··· Source excerpt ···

Earlier this week at a Digital Humanities conference in Budapest you claimed that people like you, despite their best intentions, are bringing about the demise of history. What did you mean by that?

I certainly didn’t mean it in any teleological sense. I was simply making a point that as a result of digitization, the humanities disciplines are transforming at an amazing speed. For instance, one of the consequences of digitization is that interpretation, which is at the core of humanities research, is being outsourced to the end user, so to say. It’s becoming more and more difficult to argue for a select few to get to the sources in far-away archives when you have the same sources available online. Even graver for the historian, when a schoolchild can have access to reliable and free tools to pre-process, translate and analyze primary sources, and then visualize the results, nobody needs Peter Burke or Quentin Skinner to interpret early modernity for them anymore. Having said that, while the resultant democratization of interpretation, critical pluralism, decline of the canon, and so on, may seem like good things, they’re in fact false illusions. People usually don’t spend their time reading thousands of pages of primary sources unless they get paid for it. Nevertheless, humanities education and academic work are losing their prestige in the process, and politically backed institutions and the for-profit sector are happy to step in to provide people with interpretations that serve interests other than scientific ones. So even if some of us are lucky enough as programmer-humanists to take part in the digital transformation of our respective fields, it’s probably worth keeping in mind that when the job is done, we will have no other option than to look for a job outside of academia, either at an IT company or somewhere in the gray zone between business and politics. This is of course an exaggeration — the “job” will not be done in the near future. However, the new technologies and methodologies that we, on the production side of the digital humanities, work with, already outperform traditional modes of research multiple times. Add in e-learning and AI, and there go all the teaching and research jobs with them. The software I’ve just finished yields in a few minutes the data that a researcher would need to work for over a year to compile. Of course, you’ll always need your history high-school teacher or celebrity historian like Yuval Noah Harari. But as a result of mass-scale digitization, our profession is more likely to be practiced in the future by programmer-historians outside academia.

··· Dataset excerpt ···

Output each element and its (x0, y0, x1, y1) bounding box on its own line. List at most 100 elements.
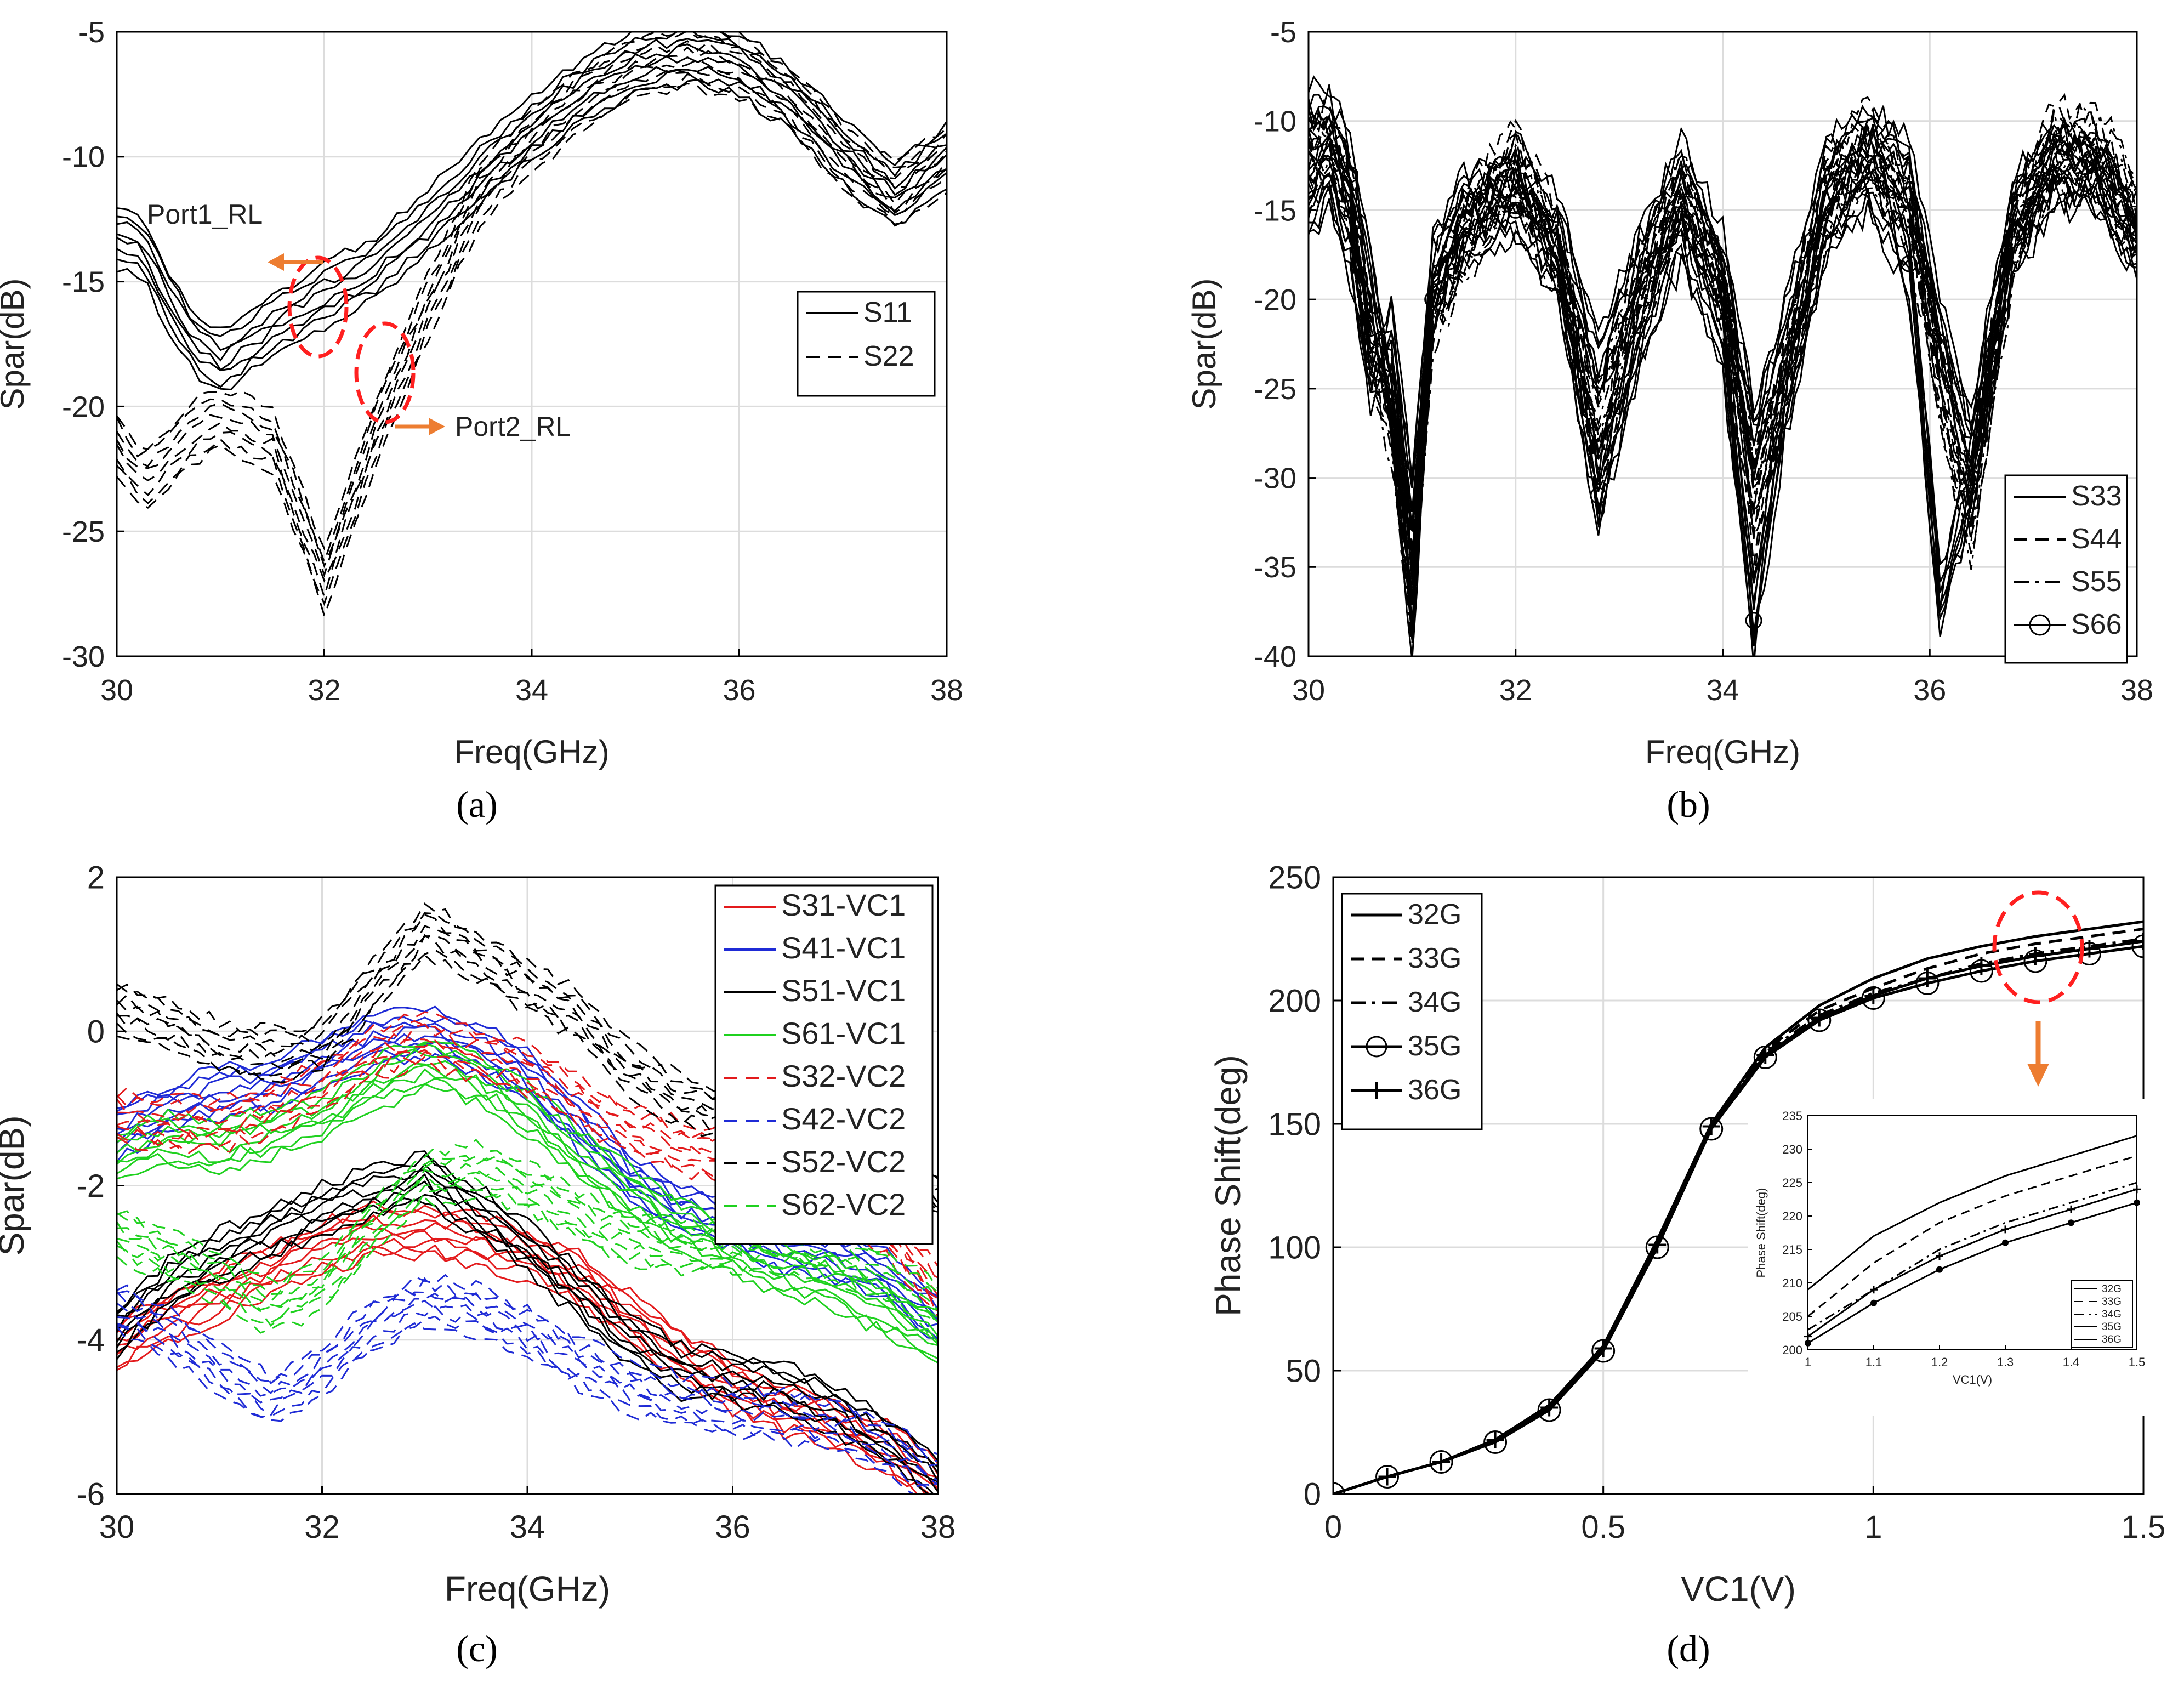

···

» **The exercise**
In the interview on digitization and history, how long does the speaker say a researcher would need to work to compile the data that the speaker's new software yields in a few minutes?

» **Exercise solution**
Over a year.